> _Exercise prompt_
Transcribe all of the data exactly. Omit the pictures.

> _Data rows_
------------

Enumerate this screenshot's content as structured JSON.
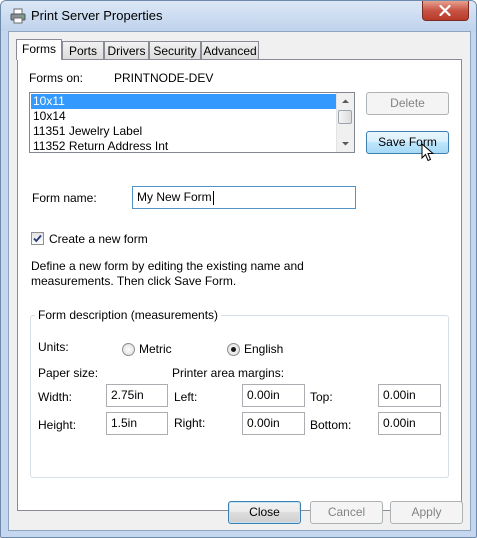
{
  "window": {
    "title": "Print Server Properties"
  },
  "tabs": [
    {
      "label": "Forms",
      "active": true
    },
    {
      "label": "Ports",
      "active": false
    },
    {
      "label": "Drivers",
      "active": false
    },
    {
      "label": "Security",
      "active": false
    },
    {
      "label": "Advanced",
      "active": false
    }
  ],
  "forms": {
    "forms_on_label": "Forms on:",
    "server_name": "PRINTNODE-DEV",
    "list_items": [
      "10x11",
      "10x14",
      "11351 Jewelry Label",
      "11352 Return Address Int"
    ],
    "selected_item": "10x11",
    "delete_label": "Delete",
    "save_form_label": "Save Form",
    "form_name_label": "Form name:",
    "form_name_value": "My New Form",
    "create_new_form_label": "Create a new form",
    "create_new_form_checked": true,
    "description_line1": "Define a new form by editing the existing name and",
    "description_line2": "measurements. Then click Save Form."
  },
  "measurements": {
    "legend": "Form description (measurements)",
    "units_label": "Units:",
    "metric_label": "Metric",
    "english_label": "English",
    "selected_unit": "English",
    "paper_size_label": "Paper size:",
    "printer_margins_label": "Printer area margins:",
    "width_label": "Width:",
    "width_value": "2.75in",
    "height_label": "Height:",
    "height_value": "1.5in",
    "left_label": "Left:",
    "left_value": "0.00in",
    "right_label": "Right:",
    "right_value": "0.00in",
    "top_label": "Top:",
    "top_value": "0.00in",
    "bottom_label": "Bottom:",
    "bottom_value": "0.00in"
  },
  "footer": {
    "close_label": "Close",
    "cancel_label": "Cancel",
    "apply_label": "Apply"
  },
  "icons": {
    "title_icon": "printer-icon",
    "close_icon": "close-icon",
    "cursor": "mouse-pointer-icon"
  },
  "colors": {
    "selection": "#3399ff",
    "title_close": "#c75444",
    "focus_border": "#3c7fb1"
  }
}
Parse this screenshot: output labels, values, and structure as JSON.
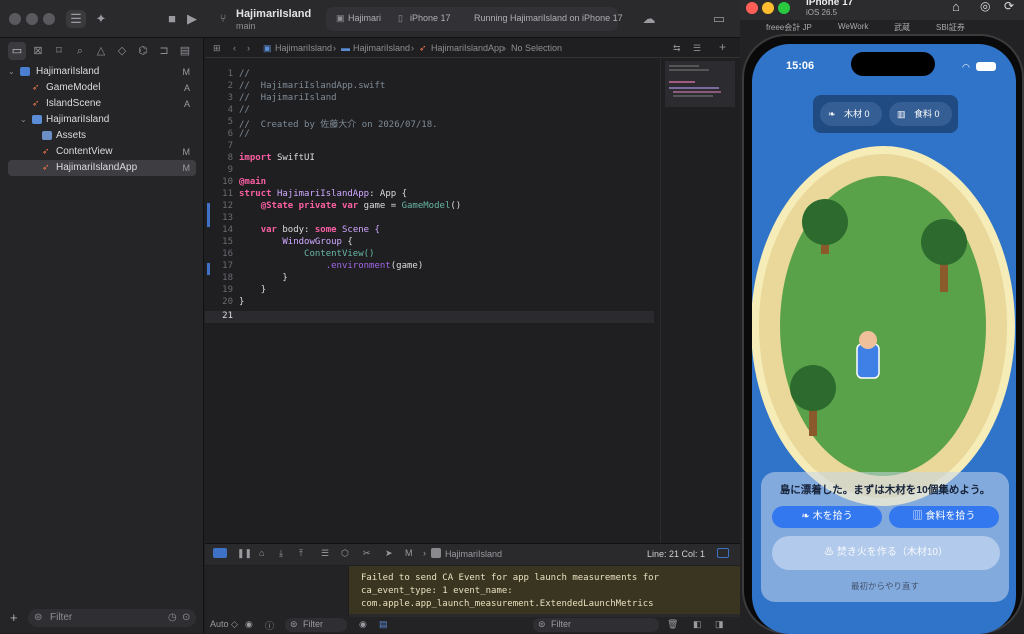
{
  "toolbar": {
    "project_name": "HajimariIsland",
    "branch": "main",
    "scheme_target": "Hajimari",
    "device": "iPhone 17",
    "status": "Running HajimariIsland on iPhone 17"
  },
  "jumpbar": {
    "crumbs": [
      "HajimariIsland",
      "HajimariIsland",
      "HajimariIslandApp",
      "No Selection"
    ]
  },
  "navigator": {
    "items": [
      {
        "label": "HajimariIsland",
        "status": "M"
      },
      {
        "label": "GameModel",
        "status": "A"
      },
      {
        "label": "IslandScene",
        "status": "A"
      },
      {
        "label": "HajimariIsland",
        "status": ""
      },
      {
        "label": "Assets",
        "status": ""
      },
      {
        "label": "ContentView",
        "status": "M"
      },
      {
        "label": "HajimariIslandApp",
        "status": "M"
      }
    ],
    "filter_placeholder": "Filter"
  },
  "editor": {
    "line_numbers": [
      "1",
      "2",
      "3",
      "4",
      "5",
      "6",
      "7",
      "8",
      "9",
      "10",
      "11",
      "12",
      "13",
      "14",
      "15",
      "16",
      "17",
      "18",
      "19",
      "20",
      "21"
    ],
    "comments": {
      "l1": "//",
      "l2": "//  HajimariIslandApp.swift",
      "l3": "//  HajimariIsland",
      "l4": "//",
      "l5": "//  Created by 佐藤大介 on 2026/07/18.",
      "l6": "//"
    },
    "tokens": {
      "import": "import",
      "swiftui": "SwiftUI",
      "main_attr": "@main",
      "struct": "struct",
      "app_name": "HajimariIslandApp",
      "colon_app": ": App {",
      "state_attr": "@State",
      "private_var": "private var",
      "game_eq": "game =",
      "game_model": "GameModel",
      "parens": "()",
      "var": "var",
      "body": "body:",
      "some": "some",
      "scene": "Scene {",
      "window_group": "WindowGroup",
      "open_brace": "{",
      "content_view": "ContentView()",
      "environment": ".environment",
      "env_arg": "(game)",
      "close_brace": "}"
    }
  },
  "debug": {
    "target": "HajimariIsland",
    "line_col": "Line: 21  Col: 1",
    "console_lines": [
      "Failed to send CA Event for app launch measurements for",
      "ca_event_type: 1 event_name:",
      "com.apple.app_launch_measurement.ExtendedLaunchMetrics"
    ],
    "auto_label": "Auto ◇",
    "filter_left": "Filter",
    "filter_right": "Filter"
  },
  "simulator": {
    "device_name": "iPhone 17",
    "ios_version": "iOS 26.5",
    "bookmarks": [
      "freee会計 JP",
      "WeWork",
      "武蔵",
      "SBI証券"
    ],
    "status_time": "15:06",
    "hud": {
      "wood": "木材 0",
      "food": "食料 0"
    },
    "message": "島に漂着した。まずは木材を10個集めよう。",
    "buttons": {
      "gather_wood": "木を拾う",
      "gather_food": "食料を拾う",
      "make_fire": "焚き火を作る（木材10）",
      "restart": "最初からやり直す"
    }
  },
  "colors": {
    "sea": "#2f74c9",
    "sand": "#e9d89a",
    "grass": "#5aa24a",
    "button": "#3478f0",
    "keyword": "#fc5fa3"
  }
}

------------

> _Result of this exercise_
Enumerate this screenshot's content as structured JSON.
{
  "window": {
    "title": "Print Server Properties"
  },
  "tabs": [
    {
      "label": "Forms",
      "active": true
    },
    {
      "label": "Ports",
      "active": false
    },
    {
      "label": "Drivers",
      "active": false
    },
    {
      "label": "Security",
      "active": false
    },
    {
      "label": "Advanced",
      "active": false
    }
  ],
  "forms": {
    "forms_on_label": "Forms on:",
    "server_name": "PRINTNODE-DEV",
    "list_items": [
      "10x11",
      "10x14",
      "11351 Jewelry Label",
      "11352 Return Address Int"
    ],
    "selected_item": "10x11",
    "delete_label": "Delete",
    "save_form_label": "Save Form",
    "form_name_label": "Form name:",
    "form_name_value": "My New Form",
    "create_new_form_label": "Create a new form",
    "create_new_form_checked": true,
    "description_line1": "Define a new form by editing the existing name and",
    "description_line2": "measurements. Then click Save Form."
  },
  "measurements": {
    "legend": "Form description (measurements)",
    "units_label": "Units:",
    "metric_label": "Metric",
    "english_label": "English",
    "selected_unit": "English",
    "paper_size_label": "Paper size:",
    "printer_margins_label": "Printer area margins:",
    "width_label": "Width:",
    "width_value": "2.75in",
    "height_label": "Height:",
    "height_value": "1.5in",
    "left_label": "Left:",
    "left_value": "0.00in",
    "right_label": "Right:",
    "right_value": "0.00in",
    "top_label": "Top:",
    "top_value": "0.00in",
    "bottom_label": "Bottom:",
    "bottom_value": "0.00in"
  },
  "footer": {
    "close_label": "Close",
    "cancel_label": "Cancel",
    "apply_label": "Apply"
  },
  "icons": {
    "title_icon": "printer-icon",
    "close_icon": "close-icon",
    "cursor": "mouse-pointer-icon"
  },
  "colors": {
    "selection": "#3399ff",
    "title_close": "#c75444",
    "focus_border": "#3c7fb1"
  }
}
Parse this screenshot: output labels, values, and structure as JSON.
{
  "toolbar": {
    "project_name": "HajimariIsland",
    "branch": "main",
    "scheme_target": "Hajimari",
    "device": "iPhone 17",
    "status": "Running HajimariIsland on iPhone 17"
  },
  "jumpbar": {
    "crumbs": [
      "HajimariIsland",
      "HajimariIsland",
      "HajimariIslandApp",
      "No Selection"
    ]
  },
  "navigator": {
    "items": [
      {
        "label": "HajimariIsland",
        "status": "M"
      },
      {
        "label": "GameModel",
        "status": "A"
      },
      {
        "label": "IslandScene",
        "status": "A"
      },
      {
        "label": "HajimariIsland",
        "status": ""
      },
      {
        "label": "Assets",
        "status": ""
      },
      {
        "label": "ContentView",
        "status": "M"
      },
      {
        "label": "HajimariIslandApp",
        "status": "M"
      }
    ],
    "filter_placeholder": "Filter"
  },
  "editor": {
    "line_numbers": [
      "1",
      "2",
      "3",
      "4",
      "5",
      "6",
      "7",
      "8",
      "9",
      "10",
      "11",
      "12",
      "13",
      "14",
      "15",
      "16",
      "17",
      "18",
      "19",
      "20",
      "21"
    ],
    "comments": {
      "l1": "//",
      "l2": "//  HajimariIslandApp.swift",
      "l3": "//  HajimariIsland",
      "l4": "//",
      "l5": "//  Created by 佐藤大介 on 2026/07/18.",
      "l6": "//"
    },
    "tokens": {
      "import": "import",
      "swiftui": "SwiftUI",
      "main_attr": "@main",
      "struct": "struct",
      "app_name": "HajimariIslandApp",
      "colon_app": ": App {",
      "state_attr": "@State",
      "private_var": "private var",
      "game_eq": "game =",
      "game_model": "GameModel",
      "parens": "()",
      "var": "var",
      "body": "body:",
      "some": "some",
      "scene": "Scene {",
      "window_group": "WindowGroup",
      "open_brace": "{",
      "content_view": "ContentView()",
      "environment": ".environment",
      "env_arg": "(game)",
      "close_brace": "}"
    }
  },
  "debug": {
    "target": "HajimariIsland",
    "line_col": "Line: 21  Col: 1",
    "console_lines": [
      "Failed to send CA Event for app launch measurements for",
      "ca_event_type: 1 event_name:",
      "com.apple.app_launch_measurement.ExtendedLaunchMetrics"
    ],
    "auto_label": "Auto ◇",
    "filter_left": "Filter",
    "filter_right": "Filter"
  },
  "simulator": {
    "device_name": "iPhone 17",
    "ios_version": "iOS 26.5",
    "bookmarks": [
      "freee会計 JP",
      "WeWork",
      "武蔵",
      "SBI証券"
    ],
    "status_time": "15:06",
    "hud": {
      "wood": "木材 0",
      "food": "食料 0"
    },
    "message": "島に漂着した。まずは木材を10個集めよう。",
    "buttons": {
      "gather_wood": "木を拾う",
      "gather_food": "食料を拾う",
      "make_fire": "焚き火を作る（木材10）",
      "restart": "最初からやり直す"
    }
  },
  "colors": {
    "sea": "#2f74c9",
    "sand": "#e9d89a",
    "grass": "#5aa24a",
    "button": "#3478f0",
    "keyword": "#fc5fa3"
  }
}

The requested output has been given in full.